■ PROBLEM STATEMENT ■
Pick out every line in the data below that holds "University".

■ RECORDS FOR THIS TASK ■
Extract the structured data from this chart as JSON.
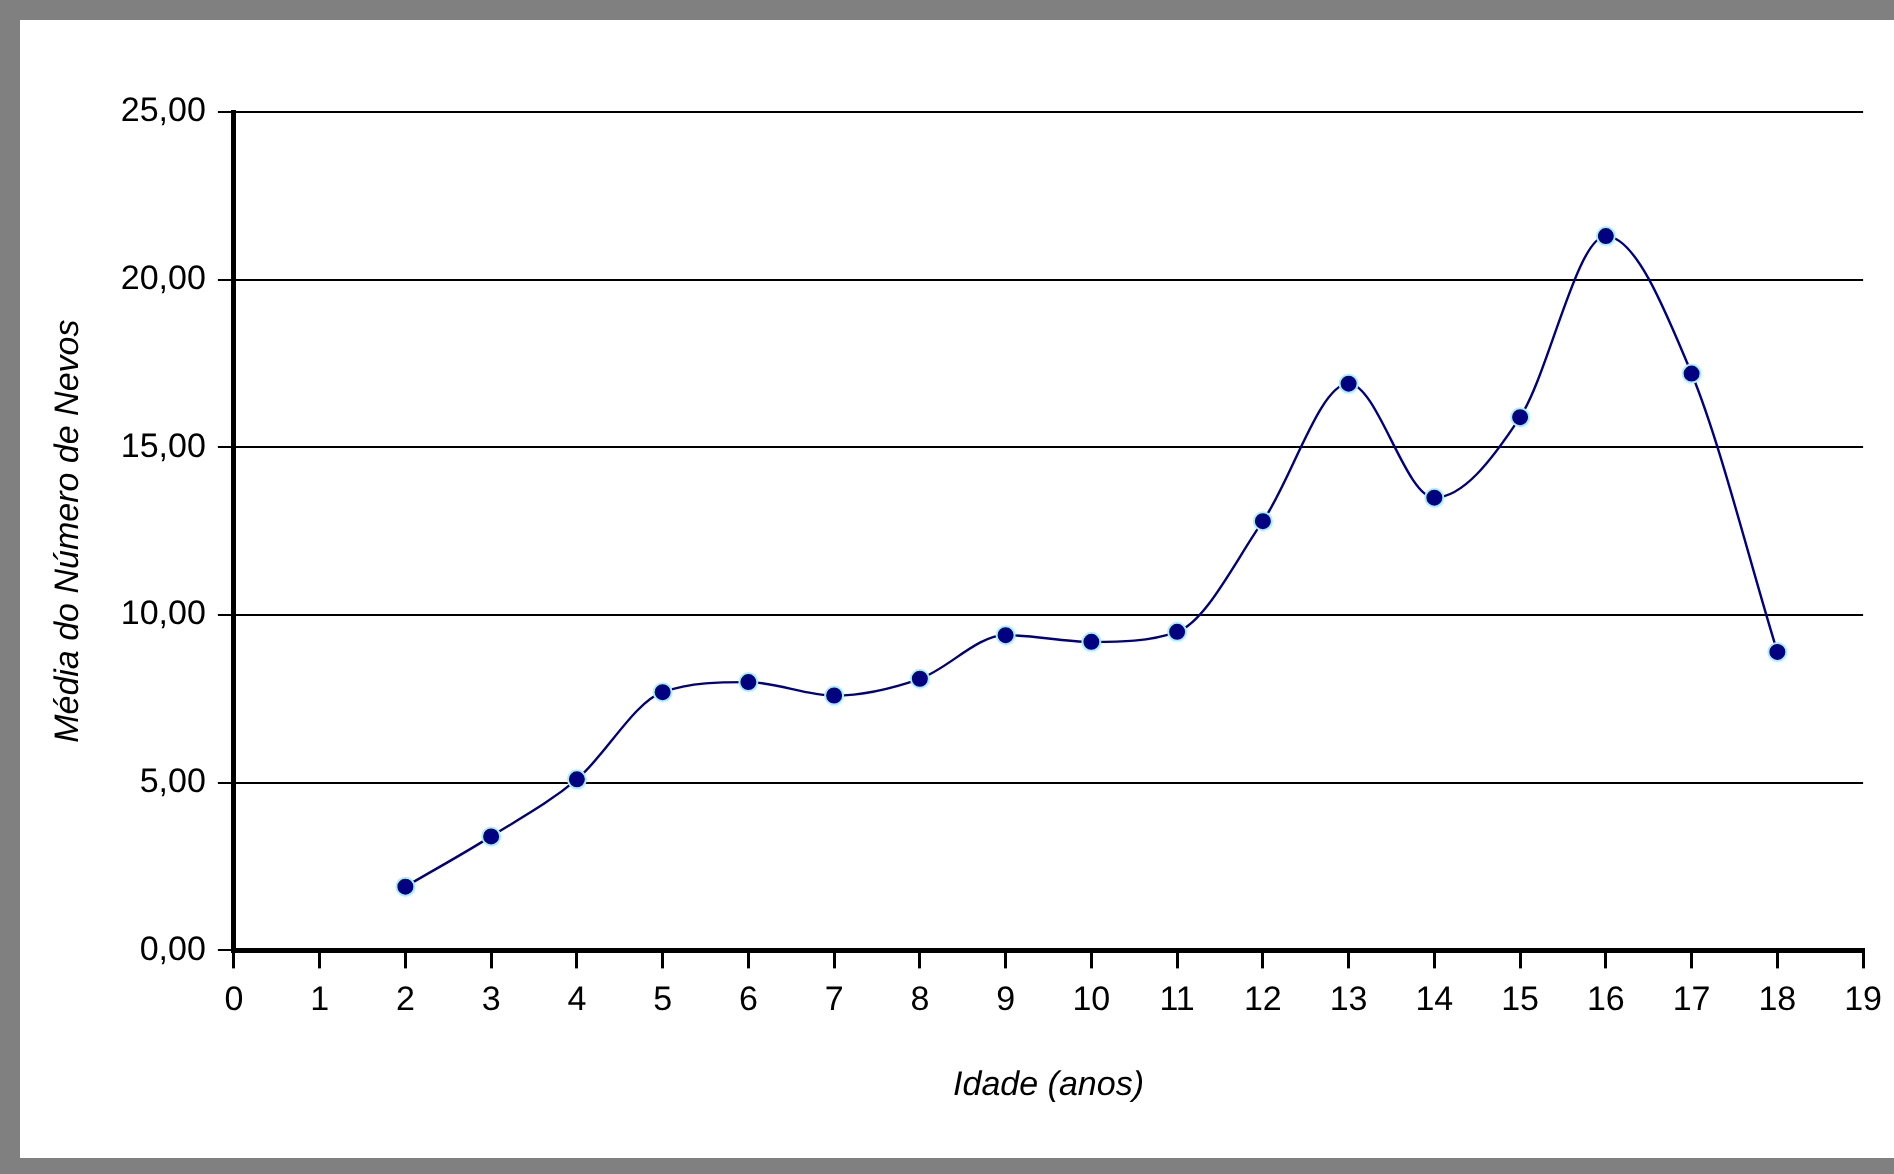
{
  "chart_data": {
    "type": "line",
    "xlabel": "Idade (anos)",
    "ylabel": "Média do Número de Nevos",
    "x": [
      2,
      3,
      4,
      5,
      6,
      7,
      8,
      9,
      10,
      11,
      12,
      13,
      14,
      15,
      16,
      17,
      18
    ],
    "series": [
      {
        "color": "#000080",
        "values": [
          1.9,
          3.4,
          5.1,
          7.7,
          8.0,
          7.6,
          8.1,
          9.4,
          9.2,
          9.5,
          12.8,
          16.9,
          13.5,
          15.9,
          21.3,
          17.2,
          8.9
        ]
      }
    ],
    "xlim": [
      0,
      19
    ],
    "xticks": [
      0,
      1,
      2,
      3,
      4,
      5,
      6,
      7,
      8,
      9,
      10,
      11,
      12,
      13,
      14,
      15,
      16,
      17,
      18,
      19
    ],
    "ylim": [
      0,
      25
    ],
    "yticks": [
      {
        "value": 0,
        "label": "0,00"
      },
      {
        "value": 5,
        "label": "5,00"
      },
      {
        "value": 10,
        "label": "10,00"
      },
      {
        "value": 15,
        "label": "15,00"
      },
      {
        "value": 20,
        "label": "20,00"
      },
      {
        "value": 25,
        "label": "25,00"
      }
    ],
    "grid": "y",
    "legend": false,
    "marker": "circle",
    "line_style": "solid"
  }
}
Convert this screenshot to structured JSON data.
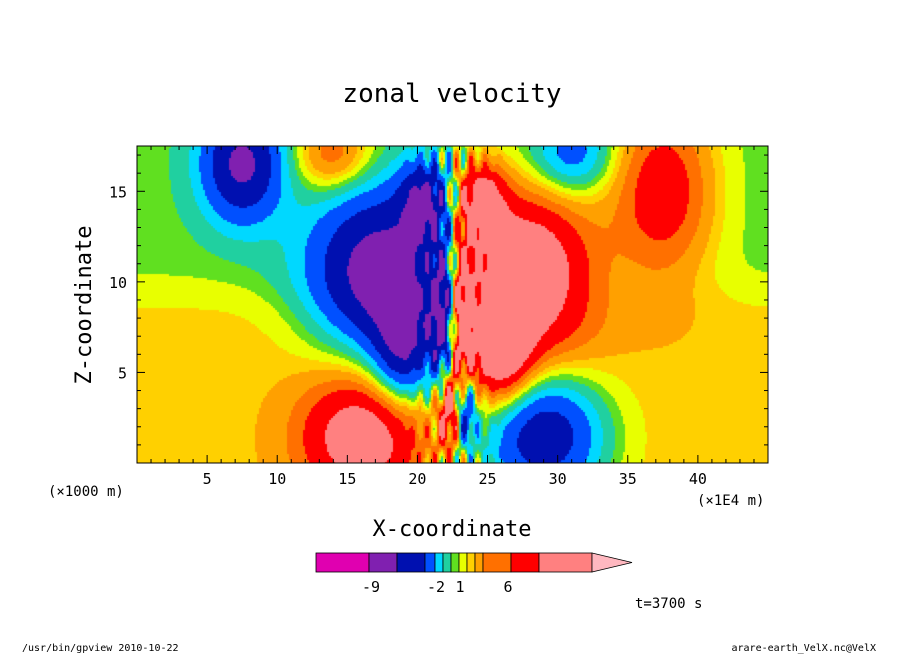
{
  "chart_data": {
    "type": "heatmap",
    "title": "zonal velocity",
    "xlabel": "X-coordinate",
    "ylabel": "Z-coordinate",
    "x_unit_left": "(×1000 m)",
    "x_unit_right": "(×1E4 m)",
    "x_range": [
      0,
      45
    ],
    "y_range": [
      0,
      17.5
    ],
    "x_ticks": [
      "5",
      "10",
      "15",
      "20",
      "25",
      "30",
      "35",
      "40"
    ],
    "x_tick_values": [
      5,
      10,
      15,
      20,
      25,
      30,
      35,
      40
    ],
    "y_ticks": [
      "5",
      "10",
      "15"
    ],
    "y_tick_values": [
      5,
      10,
      15
    ],
    "colorbar_labels": [
      "-9",
      "-2",
      "1",
      "6"
    ],
    "colorbar_colors": [
      "#e000b0",
      "#8020b0",
      "#0010b0",
      "#0050ff",
      "#00d8ff",
      "#20d0a0",
      "#60e020",
      "#e8ff00",
      "#ffd000",
      "#ffa000",
      "#ff7000",
      "#ff0000",
      "#ff8080",
      "#ffb8c0"
    ],
    "background_color": "#e8ff00",
    "fields": [
      {
        "cx": 7.5,
        "cz": 16.5,
        "sx": 2.0,
        "sz": 2.2,
        "amp": -6
      },
      {
        "cx": 37.5,
        "cz": 15.0,
        "sx": 2.6,
        "sz": 3.5,
        "amp": 4
      },
      {
        "cx": 17.5,
        "cz": 10.5,
        "sx": 3.5,
        "sz": 3.2,
        "amp": -7
      },
      {
        "cx": 27.5,
        "cz": 10.5,
        "sx": 3.5,
        "sz": 3.2,
        "amp": 7
      },
      {
        "cx": 16.0,
        "cz": 1.5,
        "sx": 3.0,
        "sz": 2.4,
        "amp": 5
      },
      {
        "cx": 29.0,
        "cz": 1.5,
        "sx": 3.0,
        "sz": 2.4,
        "amp": -6
      },
      {
        "cx": 14.0,
        "cz": 17.0,
        "sx": 2.0,
        "sz": 1.5,
        "amp": 3
      },
      {
        "cx": 31.0,
        "cz": 17.0,
        "sx": 2.0,
        "sz": 1.5,
        "amp": -3
      },
      {
        "cx": 20.5,
        "cz": 14.5,
        "sx": 1.2,
        "sz": 1.5,
        "amp": -5
      },
      {
        "cx": 24.5,
        "cz": 14.5,
        "sx": 1.2,
        "sz": 1.5,
        "amp": 5
      },
      {
        "cx": 19.0,
        "cz": 6.0,
        "sx": 1.5,
        "sz": 2.0,
        "amp": -5
      },
      {
        "cx": 26.0,
        "cz": 6.0,
        "sx": 1.5,
        "sz": 2.0,
        "amp": 5
      },
      {
        "cx": 22.0,
        "cz": 8.0,
        "sx": 0.7,
        "sz": 3.0,
        "amp": -7
      },
      {
        "cx": 23.0,
        "cz": 8.0,
        "sx": 0.7,
        "sz": 3.0,
        "amp": 7
      },
      {
        "cx": 22.3,
        "cz": 3.0,
        "sx": 0.6,
        "sz": 1.5,
        "amp": 6
      },
      {
        "cx": 23.3,
        "cz": 3.0,
        "sx": 0.6,
        "sz": 1.5,
        "amp": -6
      }
    ],
    "levels": [
      -6,
      -4,
      -2.5,
      -1.6,
      -0.8,
      -0.3,
      0.3,
      0.8,
      1.6,
      2.5,
      4
    ]
  },
  "annotation": "t=3700 s",
  "footer": {
    "left": "/usr/bin/gpview  2010-10-22",
    "right": "arare-earth_VelX.nc@VelX"
  }
}
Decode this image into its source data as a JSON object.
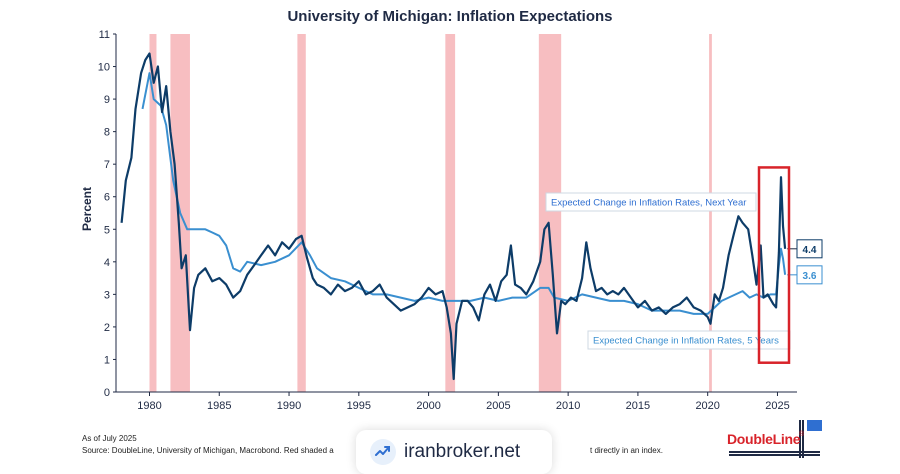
{
  "chart_data": {
    "type": "line",
    "title": "University of Michigan: Inflation Expectations",
    "ylabel": "Percent",
    "xlabel": "",
    "xlim": [
      1977.6,
      2026.4
    ],
    "ylim": [
      0,
      11
    ],
    "x_ticks": [
      1980,
      1985,
      1990,
      1995,
      2000,
      2005,
      2010,
      2015,
      2020,
      2025
    ],
    "y_ticks": [
      0,
      1,
      2,
      3,
      4,
      5,
      6,
      7,
      8,
      9,
      10,
      11
    ],
    "grid": false,
    "recessions": [
      [
        1980.0,
        1980.5
      ],
      [
        1981.5,
        1982.9
      ],
      [
        1990.6,
        1991.2
      ],
      [
        2001.2,
        2001.9
      ],
      [
        2007.9,
        2009.5
      ],
      [
        2020.1,
        2020.3
      ]
    ],
    "series": [
      {
        "name": "Expected Change in Inflation Rates, Next Year",
        "color": "#0d3c68",
        "annotation": "4.4",
        "points": [
          [
            1978.0,
            5.2
          ],
          [
            1978.3,
            6.5
          ],
          [
            1978.7,
            7.2
          ],
          [
            1979.0,
            8.7
          ],
          [
            1979.4,
            9.8
          ],
          [
            1979.7,
            10.2
          ],
          [
            1980.0,
            10.4
          ],
          [
            1980.3,
            9.5
          ],
          [
            1980.6,
            10.0
          ],
          [
            1980.9,
            8.6
          ],
          [
            1981.2,
            9.4
          ],
          [
            1981.5,
            8.0
          ],
          [
            1981.8,
            7.0
          ],
          [
            1982.1,
            5.2
          ],
          [
            1982.3,
            3.8
          ],
          [
            1982.6,
            4.2
          ],
          [
            1982.9,
            1.9
          ],
          [
            1983.2,
            3.2
          ],
          [
            1983.5,
            3.6
          ],
          [
            1984.0,
            3.8
          ],
          [
            1984.5,
            3.4
          ],
          [
            1985.0,
            3.5
          ],
          [
            1985.5,
            3.3
          ],
          [
            1986.0,
            2.9
          ],
          [
            1986.5,
            3.1
          ],
          [
            1987.0,
            3.6
          ],
          [
            1987.5,
            3.9
          ],
          [
            1988.0,
            4.2
          ],
          [
            1988.5,
            4.5
          ],
          [
            1989.0,
            4.2
          ],
          [
            1989.5,
            4.6
          ],
          [
            1990.0,
            4.4
          ],
          [
            1990.5,
            4.7
          ],
          [
            1990.9,
            4.8
          ],
          [
            1991.3,
            4.1
          ],
          [
            1991.7,
            3.5
          ],
          [
            1992.0,
            3.3
          ],
          [
            1992.5,
            3.2
          ],
          [
            1993.0,
            3.0
          ],
          [
            1993.5,
            3.3
          ],
          [
            1994.0,
            3.1
          ],
          [
            1994.5,
            3.2
          ],
          [
            1995.0,
            3.4
          ],
          [
            1995.5,
            3.0
          ],
          [
            1996.0,
            3.1
          ],
          [
            1996.5,
            3.3
          ],
          [
            1997.0,
            2.9
          ],
          [
            1997.5,
            2.7
          ],
          [
            1998.0,
            2.5
          ],
          [
            1998.5,
            2.6
          ],
          [
            1999.0,
            2.7
          ],
          [
            1999.5,
            2.9
          ],
          [
            2000.0,
            3.2
          ],
          [
            2000.5,
            3.0
          ],
          [
            2001.0,
            3.1
          ],
          [
            2001.3,
            2.6
          ],
          [
            2001.6,
            1.8
          ],
          [
            2001.8,
            0.4
          ],
          [
            2002.0,
            2.1
          ],
          [
            2002.4,
            2.8
          ],
          [
            2002.8,
            2.8
          ],
          [
            2003.2,
            2.6
          ],
          [
            2003.6,
            2.2
          ],
          [
            2004.0,
            3.0
          ],
          [
            2004.4,
            3.3
          ],
          [
            2004.8,
            2.8
          ],
          [
            2005.2,
            3.4
          ],
          [
            2005.6,
            3.6
          ],
          [
            2005.9,
            4.5
          ],
          [
            2006.2,
            3.3
          ],
          [
            2006.6,
            3.2
          ],
          [
            2007.0,
            3.0
          ],
          [
            2007.5,
            3.4
          ],
          [
            2008.0,
            4.0
          ],
          [
            2008.3,
            5.0
          ],
          [
            2008.6,
            5.2
          ],
          [
            2008.9,
            3.6
          ],
          [
            2009.2,
            1.8
          ],
          [
            2009.5,
            2.8
          ],
          [
            2009.8,
            2.7
          ],
          [
            2010.2,
            2.9
          ],
          [
            2010.6,
            2.8
          ],
          [
            2011.0,
            3.5
          ],
          [
            2011.3,
            4.6
          ],
          [
            2011.6,
            3.8
          ],
          [
            2012.0,
            3.1
          ],
          [
            2012.4,
            3.2
          ],
          [
            2012.8,
            3.0
          ],
          [
            2013.2,
            3.1
          ],
          [
            2013.6,
            3.0
          ],
          [
            2014.0,
            3.2
          ],
          [
            2014.5,
            2.9
          ],
          [
            2015.0,
            2.6
          ],
          [
            2015.5,
            2.8
          ],
          [
            2016.0,
            2.5
          ],
          [
            2016.5,
            2.6
          ],
          [
            2017.0,
            2.4
          ],
          [
            2017.5,
            2.6
          ],
          [
            2018.0,
            2.7
          ],
          [
            2018.5,
            2.9
          ],
          [
            2019.0,
            2.6
          ],
          [
            2019.5,
            2.5
          ],
          [
            2020.0,
            2.3
          ],
          [
            2020.2,
            2.1
          ],
          [
            2020.5,
            3.0
          ],
          [
            2020.8,
            2.8
          ],
          [
            2021.1,
            3.2
          ],
          [
            2021.5,
            4.2
          ],
          [
            2021.9,
            4.9
          ],
          [
            2022.2,
            5.4
          ],
          [
            2022.5,
            5.2
          ],
          [
            2022.9,
            5.0
          ],
          [
            2023.2,
            4.2
          ],
          [
            2023.5,
            3.3
          ],
          [
            2023.8,
            4.5
          ],
          [
            2024.0,
            2.9
          ],
          [
            2024.3,
            3.0
          ],
          [
            2024.7,
            2.7
          ],
          [
            2024.9,
            2.6
          ],
          [
            2025.1,
            4.3
          ],
          [
            2025.25,
            6.6
          ],
          [
            2025.4,
            5.1
          ],
          [
            2025.55,
            4.4
          ]
        ]
      },
      {
        "name": "Expected Change in Inflation Rates, 5 Years",
        "color": "#3a8fd0",
        "annotation": "3.6",
        "points": [
          [
            1979.5,
            8.7
          ],
          [
            1980.0,
            9.8
          ],
          [
            1980.3,
            9.0
          ],
          [
            1980.8,
            8.8
          ],
          [
            1981.2,
            8.2
          ],
          [
            1981.7,
            6.5
          ],
          [
            1982.2,
            5.5
          ],
          [
            1982.7,
            5.0
          ],
          [
            1983.2,
            5.0
          ],
          [
            1984.0,
            5.0
          ],
          [
            1984.5,
            4.9
          ],
          [
            1985.0,
            4.8
          ],
          [
            1985.5,
            4.5
          ],
          [
            1986.0,
            3.8
          ],
          [
            1986.5,
            3.7
          ],
          [
            1987.0,
            4.0
          ],
          [
            1988.0,
            3.9
          ],
          [
            1989.0,
            4.0
          ],
          [
            1990.0,
            4.2
          ],
          [
            1990.9,
            4.6
          ],
          [
            1991.5,
            4.2
          ],
          [
            1992.0,
            3.8
          ],
          [
            1993.0,
            3.5
          ],
          [
            1994.0,
            3.4
          ],
          [
            1995.0,
            3.2
          ],
          [
            1996.0,
            3.0
          ],
          [
            1997.0,
            3.0
          ],
          [
            1998.0,
            2.9
          ],
          [
            1999.0,
            2.8
          ],
          [
            2000.0,
            2.9
          ],
          [
            2001.0,
            2.8
          ],
          [
            2002.0,
            2.8
          ],
          [
            2003.0,
            2.8
          ],
          [
            2004.0,
            2.9
          ],
          [
            2005.0,
            2.8
          ],
          [
            2006.0,
            2.9
          ],
          [
            2007.0,
            2.9
          ],
          [
            2008.0,
            3.2
          ],
          [
            2008.6,
            3.2
          ],
          [
            2009.0,
            2.9
          ],
          [
            2010.0,
            2.8
          ],
          [
            2011.0,
            3.0
          ],
          [
            2012.0,
            2.9
          ],
          [
            2013.0,
            2.8
          ],
          [
            2014.0,
            2.8
          ],
          [
            2015.0,
            2.7
          ],
          [
            2016.0,
            2.5
          ],
          [
            2017.0,
            2.5
          ],
          [
            2018.0,
            2.5
          ],
          [
            2019.0,
            2.4
          ],
          [
            2020.0,
            2.4
          ],
          [
            2020.5,
            2.6
          ],
          [
            2021.0,
            2.8
          ],
          [
            2021.5,
            2.9
          ],
          [
            2022.0,
            3.0
          ],
          [
            2022.5,
            3.1
          ],
          [
            2023.0,
            2.9
          ],
          [
            2023.5,
            3.0
          ],
          [
            2024.0,
            2.9
          ],
          [
            2024.5,
            3.0
          ],
          [
            2024.9,
            3.0
          ],
          [
            2025.1,
            3.9
          ],
          [
            2025.25,
            4.4
          ],
          [
            2025.4,
            4.1
          ],
          [
            2025.55,
            3.6
          ]
        ]
      }
    ]
  },
  "footer": {
    "as_of": "As of July 2025",
    "source": "Source: DoubleLine, University of Michigan, Macrobond. Red shaded a",
    "source_tail": "t directly in an index."
  },
  "watermark": {
    "text": "iranbroker.net"
  },
  "brand": {
    "logo_text": "DoubleLine",
    "logo_reg": "®",
    "color": "#d8232a"
  }
}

■ SOLUTION TO THE EXERCISE ■
    "title": "University of Michigan: Inflation Expectations",
    "source": "Source: DoubleLine, University of Michigan, Macrobond. Red shaded a",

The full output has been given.